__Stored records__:
********************

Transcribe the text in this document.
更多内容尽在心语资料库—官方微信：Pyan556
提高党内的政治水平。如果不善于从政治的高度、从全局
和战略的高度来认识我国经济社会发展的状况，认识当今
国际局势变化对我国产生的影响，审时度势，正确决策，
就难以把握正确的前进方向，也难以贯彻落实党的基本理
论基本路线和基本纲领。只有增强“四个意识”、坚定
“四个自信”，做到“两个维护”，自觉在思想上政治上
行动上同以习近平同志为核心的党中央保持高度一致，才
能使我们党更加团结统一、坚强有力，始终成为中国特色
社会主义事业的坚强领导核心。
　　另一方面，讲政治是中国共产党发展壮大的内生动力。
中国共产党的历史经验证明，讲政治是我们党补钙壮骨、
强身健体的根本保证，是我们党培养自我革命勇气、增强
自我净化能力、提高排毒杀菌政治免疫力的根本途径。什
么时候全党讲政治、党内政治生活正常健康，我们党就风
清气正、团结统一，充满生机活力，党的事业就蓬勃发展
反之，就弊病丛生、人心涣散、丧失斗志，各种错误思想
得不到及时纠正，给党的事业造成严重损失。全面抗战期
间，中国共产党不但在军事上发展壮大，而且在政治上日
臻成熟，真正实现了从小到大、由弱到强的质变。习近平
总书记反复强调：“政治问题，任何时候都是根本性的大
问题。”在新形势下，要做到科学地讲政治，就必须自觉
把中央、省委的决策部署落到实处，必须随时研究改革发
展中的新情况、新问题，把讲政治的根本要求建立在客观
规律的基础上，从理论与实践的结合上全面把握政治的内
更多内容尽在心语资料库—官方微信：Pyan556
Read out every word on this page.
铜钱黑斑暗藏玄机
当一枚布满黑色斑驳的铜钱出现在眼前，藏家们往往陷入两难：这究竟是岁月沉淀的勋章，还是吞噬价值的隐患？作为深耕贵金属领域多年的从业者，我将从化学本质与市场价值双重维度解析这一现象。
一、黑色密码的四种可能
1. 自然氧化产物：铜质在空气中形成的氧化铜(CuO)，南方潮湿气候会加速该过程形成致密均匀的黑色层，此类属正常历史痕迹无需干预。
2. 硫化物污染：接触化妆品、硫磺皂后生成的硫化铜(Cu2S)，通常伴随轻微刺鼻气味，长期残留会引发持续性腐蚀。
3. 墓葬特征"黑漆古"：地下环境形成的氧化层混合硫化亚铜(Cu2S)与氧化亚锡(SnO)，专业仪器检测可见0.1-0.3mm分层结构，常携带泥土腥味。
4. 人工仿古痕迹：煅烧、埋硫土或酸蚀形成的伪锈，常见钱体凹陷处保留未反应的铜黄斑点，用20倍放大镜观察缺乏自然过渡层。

********************

__WORK TO DO__: Exact copies of all the records are required.

__RESPONSE FOR THIS EXERCISE__:
Transcribe the text in this document.
更多内容尽在心语资料库—官方微信：Pyan556
提高党内的政治水平。如果不善于从政治的高度、从全局
和战略的高度来认识我国经济社会发展的状况，认识当今
国际局势变化对我国产生的影响，审时度势，正确决策，
就难以把握正确的前进方向，也难以贯彻落实党的基本理
论基本路线和基本纲领。只有增强“四个意识”、坚定
“四个自信”，做到“两个维护”，自觉在思想上政治上
行动上同以习近平同志为核心的党中央保持高度一致，才
能使我们党更加团结统一、坚强有力，始终成为中国特色
社会主义事业的坚强领导核心。
　　另一方面，讲政治是中国共产党发展壮大的内生动力。
中国共产党的历史经验证明，讲政治是我们党补钙壮骨、
强身健体的根本保证，是我们党培养自我革命勇气、增强
自我净化能力、提高排毒杀菌政治免疫力的根本途径。什
么时候全党讲政治、党内政治生活正常健康，我们党就风
清气正、团结统一，充满生机活力，党的事业就蓬勃发展
反之，就弊病丛生、人心涣散、丧失斗志，各种错误思想
得不到及时纠正，给党的事业造成严重损失。全面抗战期
间，中国共产党不但在军事上发展壮大，而且在政治上日
臻成熟，真正实现了从小到大、由弱到强的质变。习近平
总书记反复强调：“政治问题，任何时候都是根本性的大
问题。”在新形势下，要做到科学地讲政治，就必须自觉
把中央、省委的决策部署落到实处，必须随时研究改革发
展中的新情况、新问题，把讲政治的根本要求建立在客观
规律的基础上，从理论与实践的结合上全面把握政治的内
更多内容尽在心语资料库—官方微信：Pyan556
Read out every word on this page.
铜钱黑斑暗藏玄机
当一枚布满黑色斑驳的铜钱出现在眼前，藏家们往往陷入两难：这究竟是岁月沉淀的勋章，还是吞噬价值的隐患？作为深耕贵金属领域多年的从业者，我将从化学本质与市场价值双重维度解析这一现象。
一、黑色密码的四种可能
1. 自然氧化产物：铜质在空气中形成的氧化铜(CuO)，南方潮湿气候会加速该过程形成致密均匀的黑色层，此类属正常历史痕迹无需干预。
2. 硫化物污染：接触化妆品、硫磺皂后生成的硫化铜(Cu2S)，通常伴随轻微刺鼻气味，长期残留会引发持续性腐蚀。
3. 墓葬特征"黑漆古"：地下环境形成的氧化层混合硫化亚铜(Cu2S)与氧化亚锡(SnO)，专业仪器检测可见0.1-0.3mm分层结构，常携带泥土腥味。
4. 人工仿古痕迹：煅烧、埋硫土或酸蚀形成的伪锈，常见钱体凹陷处保留未反应的铜黄斑点，用20倍放大镜观察缺乏自然过渡层。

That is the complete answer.